Exercise
Output every entry exactly as given.

Material for the task
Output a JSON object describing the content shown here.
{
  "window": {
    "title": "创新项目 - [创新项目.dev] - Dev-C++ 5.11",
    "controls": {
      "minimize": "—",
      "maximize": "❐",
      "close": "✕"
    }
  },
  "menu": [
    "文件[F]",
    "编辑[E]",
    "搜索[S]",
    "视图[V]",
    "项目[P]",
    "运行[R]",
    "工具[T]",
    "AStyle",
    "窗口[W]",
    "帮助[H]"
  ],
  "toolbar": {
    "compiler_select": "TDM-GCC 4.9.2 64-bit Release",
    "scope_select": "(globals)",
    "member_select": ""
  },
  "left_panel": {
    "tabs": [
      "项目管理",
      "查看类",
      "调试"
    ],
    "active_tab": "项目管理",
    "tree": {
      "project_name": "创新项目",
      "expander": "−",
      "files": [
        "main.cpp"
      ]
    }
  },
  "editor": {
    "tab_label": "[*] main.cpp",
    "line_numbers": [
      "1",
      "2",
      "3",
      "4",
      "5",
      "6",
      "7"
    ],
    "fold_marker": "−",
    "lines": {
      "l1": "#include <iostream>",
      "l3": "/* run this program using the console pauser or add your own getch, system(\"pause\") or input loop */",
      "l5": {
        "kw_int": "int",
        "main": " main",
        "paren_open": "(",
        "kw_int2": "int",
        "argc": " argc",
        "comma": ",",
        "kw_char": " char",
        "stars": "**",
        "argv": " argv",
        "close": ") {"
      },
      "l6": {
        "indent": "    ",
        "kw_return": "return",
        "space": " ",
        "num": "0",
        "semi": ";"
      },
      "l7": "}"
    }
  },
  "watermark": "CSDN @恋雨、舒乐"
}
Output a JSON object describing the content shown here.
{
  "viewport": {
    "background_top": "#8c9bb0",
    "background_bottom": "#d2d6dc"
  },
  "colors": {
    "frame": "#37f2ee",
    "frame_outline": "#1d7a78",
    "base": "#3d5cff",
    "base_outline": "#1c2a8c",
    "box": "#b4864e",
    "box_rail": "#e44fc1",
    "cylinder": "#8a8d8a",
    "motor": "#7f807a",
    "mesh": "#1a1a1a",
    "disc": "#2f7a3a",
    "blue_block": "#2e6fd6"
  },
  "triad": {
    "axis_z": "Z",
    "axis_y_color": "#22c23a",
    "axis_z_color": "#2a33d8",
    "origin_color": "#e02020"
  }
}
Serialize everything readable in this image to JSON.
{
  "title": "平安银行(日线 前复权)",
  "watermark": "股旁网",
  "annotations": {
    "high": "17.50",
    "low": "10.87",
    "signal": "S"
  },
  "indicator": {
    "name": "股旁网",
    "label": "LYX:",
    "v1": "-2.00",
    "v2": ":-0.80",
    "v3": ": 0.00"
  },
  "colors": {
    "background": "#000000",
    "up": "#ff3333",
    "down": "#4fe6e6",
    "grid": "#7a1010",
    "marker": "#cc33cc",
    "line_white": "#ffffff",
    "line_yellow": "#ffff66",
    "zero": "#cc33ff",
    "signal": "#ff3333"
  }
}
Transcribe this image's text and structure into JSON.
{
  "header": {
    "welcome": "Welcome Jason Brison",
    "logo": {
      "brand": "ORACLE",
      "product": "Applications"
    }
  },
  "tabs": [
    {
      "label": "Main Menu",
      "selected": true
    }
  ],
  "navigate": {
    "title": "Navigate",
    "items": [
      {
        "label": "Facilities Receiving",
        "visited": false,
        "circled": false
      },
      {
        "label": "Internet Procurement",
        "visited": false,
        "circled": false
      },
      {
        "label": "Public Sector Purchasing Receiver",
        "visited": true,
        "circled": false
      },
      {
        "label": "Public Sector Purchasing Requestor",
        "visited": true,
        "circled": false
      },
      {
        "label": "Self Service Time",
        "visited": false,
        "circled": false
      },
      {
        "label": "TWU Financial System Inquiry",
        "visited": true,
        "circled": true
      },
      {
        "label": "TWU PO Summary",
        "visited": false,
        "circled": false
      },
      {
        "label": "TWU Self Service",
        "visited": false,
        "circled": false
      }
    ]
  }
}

Final result
Output a JSON object describing the content shown here.
{
  "window": {
    "title": "创新项目 - [创新项目.dev] - Dev-C++ 5.11",
    "controls": {
      "minimize": "—",
      "maximize": "❐",
      "close": "✕"
    }
  },
  "menu": [
    "文件[F]",
    "编辑[E]",
    "搜索[S]",
    "视图[V]",
    "项目[P]",
    "运行[R]",
    "工具[T]",
    "AStyle",
    "窗口[W]",
    "帮助[H]"
  ],
  "toolbar": {
    "compiler_select": "TDM-GCC 4.9.2 64-bit Release",
    "scope_select": "(globals)",
    "member_select": ""
  },
  "left_panel": {
    "tabs": [
      "项目管理",
      "查看类",
      "调试"
    ],
    "active_tab": "项目管理",
    "tree": {
      "project_name": "创新项目",
      "expander": "−",
      "files": [
        "main.cpp"
      ]
    }
  },
  "editor": {
    "tab_label": "[*] main.cpp",
    "line_numbers": [
      "1",
      "2",
      "3",
      "4",
      "5",
      "6",
      "7"
    ],
    "fold_marker": "−",
    "lines": {
      "l1": "#include <iostream>",
      "l3": "/* run this program using the console pauser or add your own getch, system(\"pause\") or input loop */",
      "l5": {
        "kw_int": "int",
        "main": " main",
        "paren_open": "(",
        "kw_int2": "int",
        "argc": " argc",
        "comma": ",",
        "kw_char": " char",
        "stars": "**",
        "argv": " argv",
        "close": ") {"
      },
      "l6": {
        "indent": "    ",
        "kw_return": "return",
        "space": " ",
        "num": "0",
        "semi": ";"
      },
      "l7": "}"
    }
  },
  "watermark": "CSDN @恋雨、舒乐"
}
Output a JSON object describing the content shown here.
{
  "viewport": {
    "background_top": "#8c9bb0",
    "background_bottom": "#d2d6dc"
  },
  "colors": {
    "frame": "#37f2ee",
    "frame_outline": "#1d7a78",
    "base": "#3d5cff",
    "base_outline": "#1c2a8c",
    "box": "#b4864e",
    "box_rail": "#e44fc1",
    "cylinder": "#8a8d8a",
    "motor": "#7f807a",
    "mesh": "#1a1a1a",
    "disc": "#2f7a3a",
    "blue_block": "#2e6fd6"
  },
  "triad": {
    "axis_z": "Z",
    "axis_y_color": "#22c23a",
    "axis_z_color": "#2a33d8",
    "origin_color": "#e02020"
  }
}
Serialize everything readable in this image to JSON.
{
  "title": "平安银行(日线 前复权)",
  "watermark": "股旁网",
  "annotations": {
    "high": "17.50",
    "low": "10.87",
    "signal": "S"
  },
  "indicator": {
    "name": "股旁网",
    "label": "LYX:",
    "v1": "-2.00",
    "v2": ":-0.80",
    "v3": ": 0.00"
  },
  "colors": {
    "background": "#000000",
    "up": "#ff3333",
    "down": "#4fe6e6",
    "grid": "#7a1010",
    "marker": "#cc33cc",
    "line_white": "#ffffff",
    "line_yellow": "#ffff66",
    "zero": "#cc33ff",
    "signal": "#ff3333"
  }
}
Transcribe this image's text and structure into JSON.
{
  "header": {
    "welcome": "Welcome Jason Brison",
    "logo": {
      "brand": "ORACLE",
      "product": "Applications"
    }
  },
  "tabs": [
    {
      "label": "Main Menu",
      "selected": true
    }
  ],
  "navigate": {
    "title": "Navigate",
    "items": [
      {
        "label": "Facilities Receiving",
        "visited": false,
        "circled": false
      },
      {
        "label": "Internet Procurement",
        "visited": false,
        "circled": false
      },
      {
        "label": "Public Sector Purchasing Receiver",
        "visited": true,
        "circled": false
      },
      {
        "label": "Public Sector Purchasing Requestor",
        "visited": true,
        "circled": false
      },
      {
        "label": "Self Service Time",
        "visited": false,
        "circled": false
      },
      {
        "label": "TWU Financial System Inquiry",
        "visited": true,
        "circled": true
      },
      {
        "label": "TWU PO Summary",
        "visited": false,
        "circled": false
      },
      {
        "label": "TWU Self Service",
        "visited": false,
        "circled": false
      }
    ]
  }
}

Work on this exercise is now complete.